> **Task brief**
Where a line contains the string "after", copy that line.

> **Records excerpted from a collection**
━━━
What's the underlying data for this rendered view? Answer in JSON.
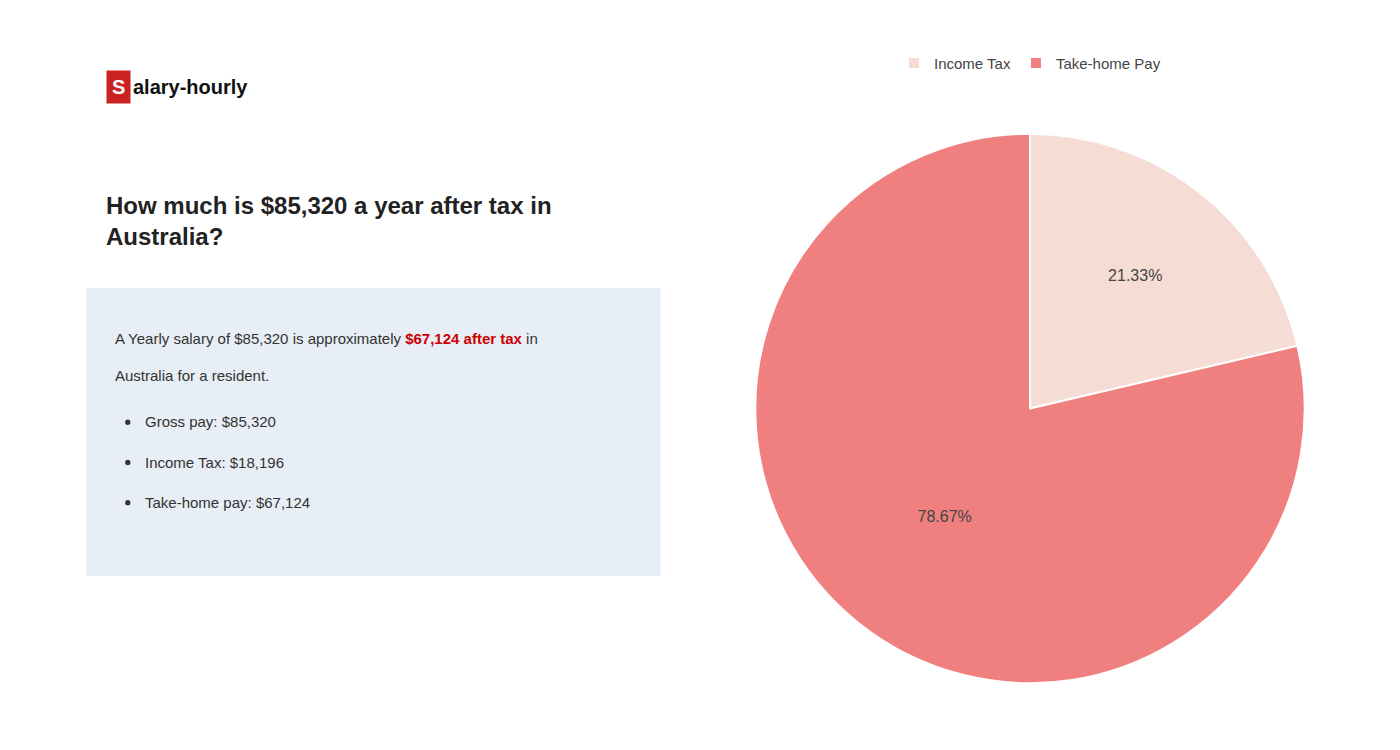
{
  "chart_data": {
    "type": "pie",
    "title": "How much is $85,320 a year after tax in\nAustralia?",
    "categories": [
      "Income Tax",
      "Take-home Pay"
    ],
    "values": [
      21.33,
      78.67
    ],
    "value_labels": [
      "21.33%",
      "78.67%"
    ],
    "colors": [
      "#f5ddd5",
      "#f08080"
    ],
    "data_labels": true,
    "legend": "top",
    "annotations": [
      "S",
      "alary-hourly",
      "A Yearly salary of $85,320 is approximately ",
      "$67,124 after tax",
      " in",
      "Australia for a resident.",
      "Gross pay: $85,320",
      "Income Tax: $18,196",
      "Take-home pay: $67,124"
    ]
  }
}
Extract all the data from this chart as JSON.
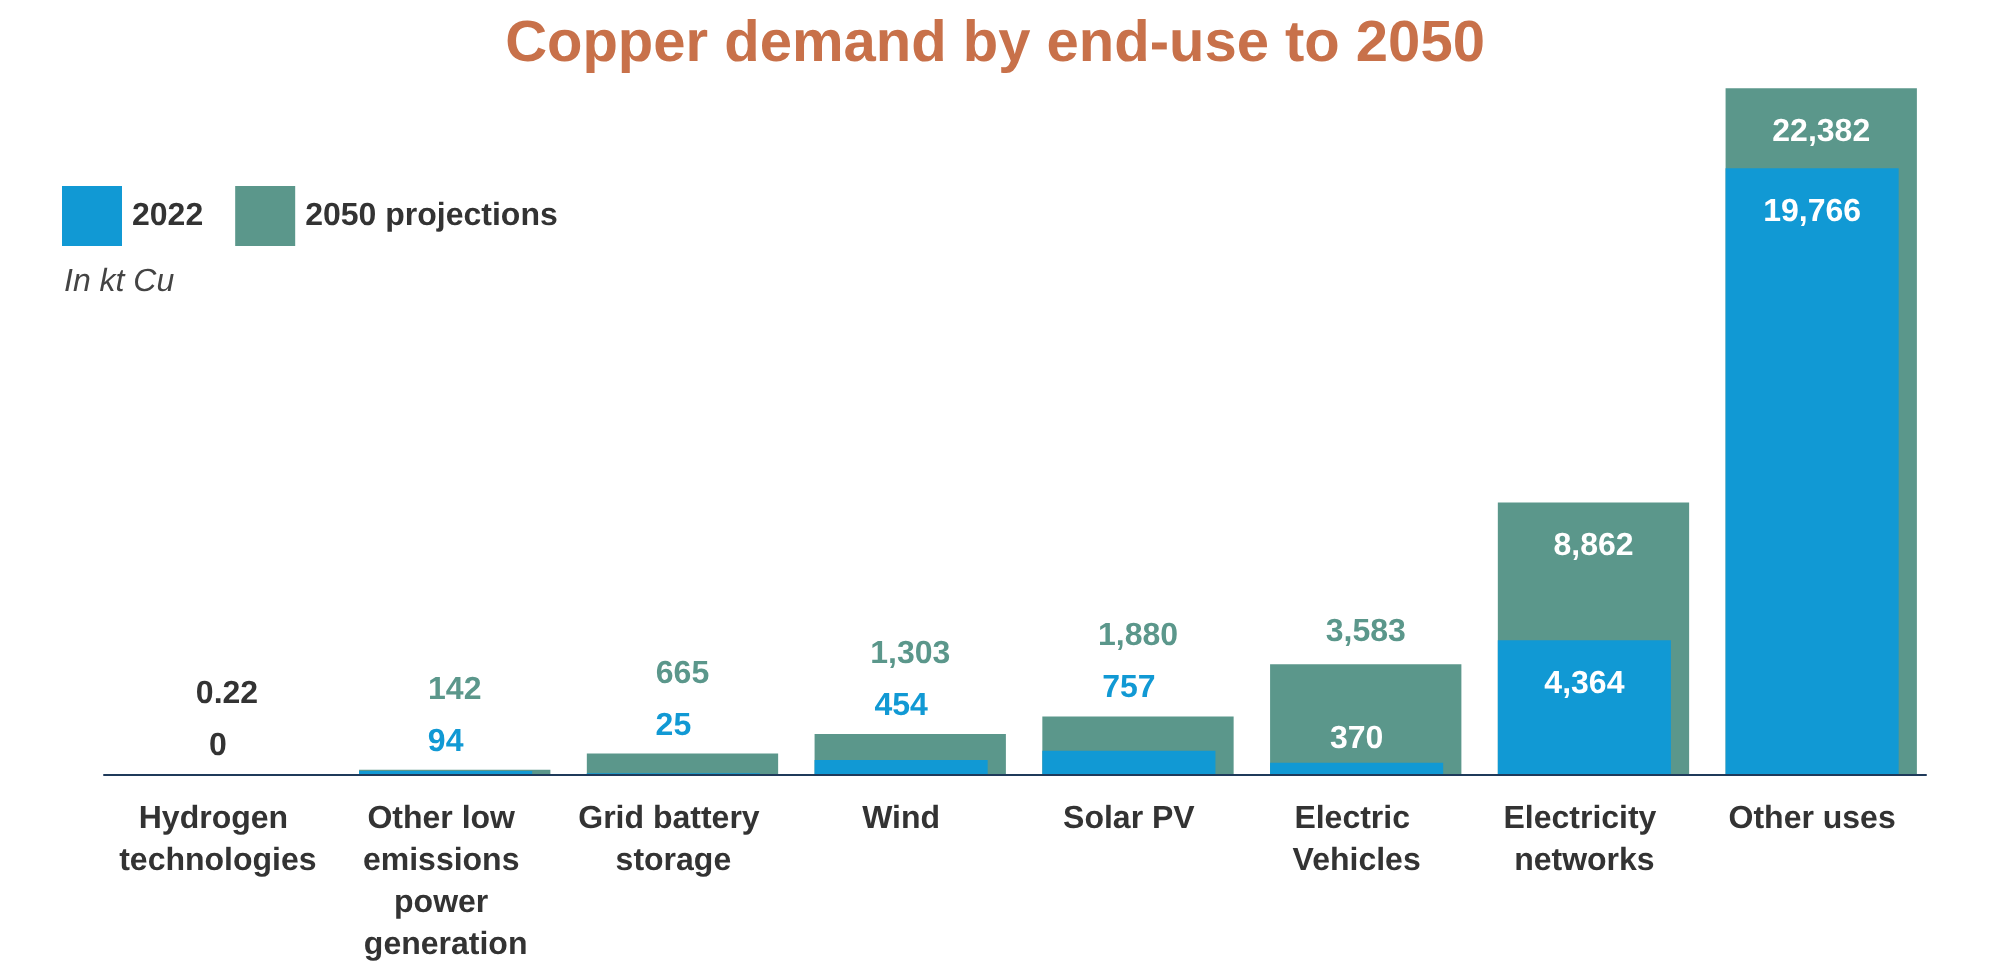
{
  "chart_data": {
    "type": "bar",
    "title": "Copper demand by end-use to 2050",
    "categories": [
      "Hydrogen technologies",
      "Other low emissions power generation",
      "Grid battery storage",
      "Wind",
      "Solar PV",
      "Electric Vehicles",
      "Electricity networks",
      "Other uses"
    ],
    "series": [
      {
        "name": "2050 projections",
        "color": "#5b978b",
        "values": [
          0.22,
          142,
          665,
          1303,
          1880,
          3583,
          8862,
          22382
        ],
        "value_labels": [
          "0.22",
          "142",
          "665",
          "1,303",
          "1,880",
          "3,583",
          "8,862",
          "22,382"
        ]
      },
      {
        "name": "2022",
        "color": "#1199d4",
        "values": [
          0,
          94,
          25,
          454,
          757,
          370,
          4364,
          19766
        ],
        "value_labels": [
          "0",
          "94",
          "25",
          "454",
          "757",
          "370",
          "4,364",
          "19,766"
        ]
      }
    ],
    "annotations": [
      "In kt Cu"
    ],
    "legend": "top left",
    "grid": false
  }
}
━━━
> **Task response**
    "title": "How much is $85,320 a year after tax in\nAustralia?",
      "$67,124 after tax",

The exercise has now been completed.